BEGIN Records to process

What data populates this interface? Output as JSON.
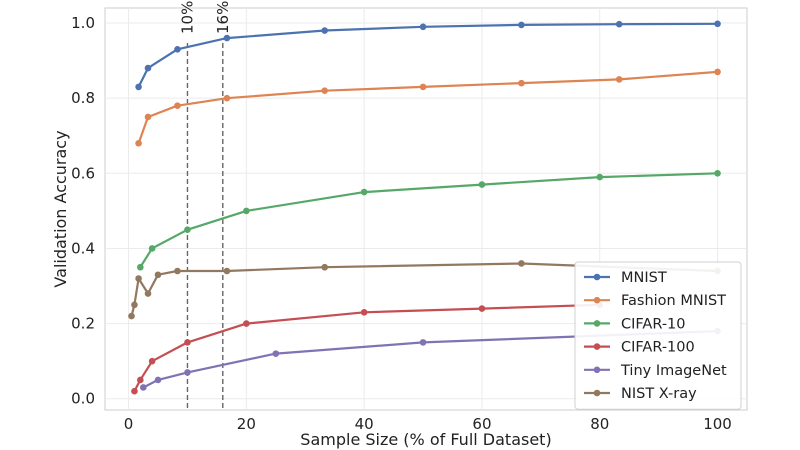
{
  "chart_data": {
    "type": "line",
    "title": "",
    "xlabel": "Sample Size (% of Full Dataset)",
    "ylabel": "Validation Accuracy",
    "xlim": [
      -4,
      105
    ],
    "ylim": [
      -0.03,
      1.04
    ],
    "x_ticks": [
      0,
      20,
      40,
      60,
      80,
      100
    ],
    "y_ticks": [
      0.0,
      0.2,
      0.4,
      0.6,
      0.8,
      1.0
    ],
    "grid": true,
    "legend_position": "lower-right",
    "reference_lines": [
      {
        "x": 10,
        "label": "10%"
      },
      {
        "x": 16,
        "label": "16%"
      }
    ],
    "series": [
      {
        "name": "MNIST",
        "color": "#4c72b0",
        "x": [
          1.7,
          3.3,
          8.3,
          16.7,
          33.3,
          50,
          66.7,
          83.3,
          100
        ],
        "y": [
          0.83,
          0.88,
          0.93,
          0.96,
          0.98,
          0.99,
          0.995,
          0.997,
          0.998
        ]
      },
      {
        "name": "Fashion MNIST",
        "color": "#dd8452",
        "x": [
          1.7,
          3.3,
          8.3,
          16.7,
          33.3,
          50,
          66.7,
          83.3,
          100
        ],
        "y": [
          0.68,
          0.75,
          0.78,
          0.8,
          0.82,
          0.83,
          0.84,
          0.85,
          0.87
        ]
      },
      {
        "name": "CIFAR-10",
        "color": "#55a868",
        "x": [
          2,
          4,
          10,
          20,
          40,
          60,
          80,
          100
        ],
        "y": [
          0.35,
          0.4,
          0.45,
          0.5,
          0.55,
          0.57,
          0.59,
          0.6
        ]
      },
      {
        "name": "CIFAR-100",
        "color": "#c44e52",
        "x": [
          1,
          2,
          4,
          10,
          20,
          40,
          60,
          80
        ],
        "y": [
          0.02,
          0.05,
          0.1,
          0.15,
          0.2,
          0.23,
          0.24,
          0.25
        ]
      },
      {
        "name": "Tiny ImageNet",
        "color": "#8172b3",
        "x": [
          2.5,
          5,
          10,
          25,
          50,
          100
        ],
        "y": [
          0.03,
          0.05,
          0.07,
          0.12,
          0.15,
          0.18
        ]
      },
      {
        "name": "NIST X-ray",
        "color": "#937860",
        "x": [
          0.5,
          1,
          1.7,
          3.3,
          5,
          8.3,
          16.7,
          33.3,
          66.7,
          100
        ],
        "y": [
          0.22,
          0.25,
          0.32,
          0.28,
          0.33,
          0.34,
          0.34,
          0.35,
          0.36,
          0.34
        ]
      }
    ]
  }
}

END Records to process

### Your instructions
Copy out the records above in full, exactly as written, but not the pictures.

### Solution to this task
What data populates this interface? Output as JSON.
{
  "chart_data": {
    "type": "line",
    "title": "",
    "xlabel": "Sample Size (% of Full Dataset)",
    "ylabel": "Validation Accuracy",
    "xlim": [
      -4,
      105
    ],
    "ylim": [
      -0.03,
      1.04
    ],
    "x_ticks": [
      0,
      20,
      40,
      60,
      80,
      100
    ],
    "y_ticks": [
      0.0,
      0.2,
      0.4,
      0.6,
      0.8,
      1.0
    ],
    "grid": true,
    "legend_position": "lower-right",
    "reference_lines": [
      {
        "x": 10,
        "label": "10%"
      },
      {
        "x": 16,
        "label": "16%"
      }
    ],
    "series": [
      {
        "name": "MNIST",
        "color": "#4c72b0",
        "x": [
          1.7,
          3.3,
          8.3,
          16.7,
          33.3,
          50,
          66.7,
          83.3,
          100
        ],
        "y": [
          0.83,
          0.88,
          0.93,
          0.96,
          0.98,
          0.99,
          0.995,
          0.997,
          0.998
        ]
      },
      {
        "name": "Fashion MNIST",
        "color": "#dd8452",
        "x": [
          1.7,
          3.3,
          8.3,
          16.7,
          33.3,
          50,
          66.7,
          83.3,
          100
        ],
        "y": [
          0.68,
          0.75,
          0.78,
          0.8,
          0.82,
          0.83,
          0.84,
          0.85,
          0.87
        ]
      },
      {
        "name": "CIFAR-10",
        "color": "#55a868",
        "x": [
          2,
          4,
          10,
          20,
          40,
          60,
          80,
          100
        ],
        "y": [
          0.35,
          0.4,
          0.45,
          0.5,
          0.55,
          0.57,
          0.59,
          0.6
        ]
      },
      {
        "name": "CIFAR-100",
        "color": "#c44e52",
        "x": [
          1,
          2,
          4,
          10,
          20,
          40,
          60,
          80
        ],
        "y": [
          0.02,
          0.05,
          0.1,
          0.15,
          0.2,
          0.23,
          0.24,
          0.25
        ]
      },
      {
        "name": "Tiny ImageNet",
        "color": "#8172b3",
        "x": [
          2.5,
          5,
          10,
          25,
          50,
          100
        ],
        "y": [
          0.03,
          0.05,
          0.07,
          0.12,
          0.15,
          0.18
        ]
      },
      {
        "name": "NIST X-ray",
        "color": "#937860",
        "x": [
          0.5,
          1,
          1.7,
          3.3,
          5,
          8.3,
          16.7,
          33.3,
          66.7,
          100
        ],
        "y": [
          0.22,
          0.25,
          0.32,
          0.28,
          0.33,
          0.34,
          0.34,
          0.35,
          0.36,
          0.34
        ]
      }
    ]
  }
}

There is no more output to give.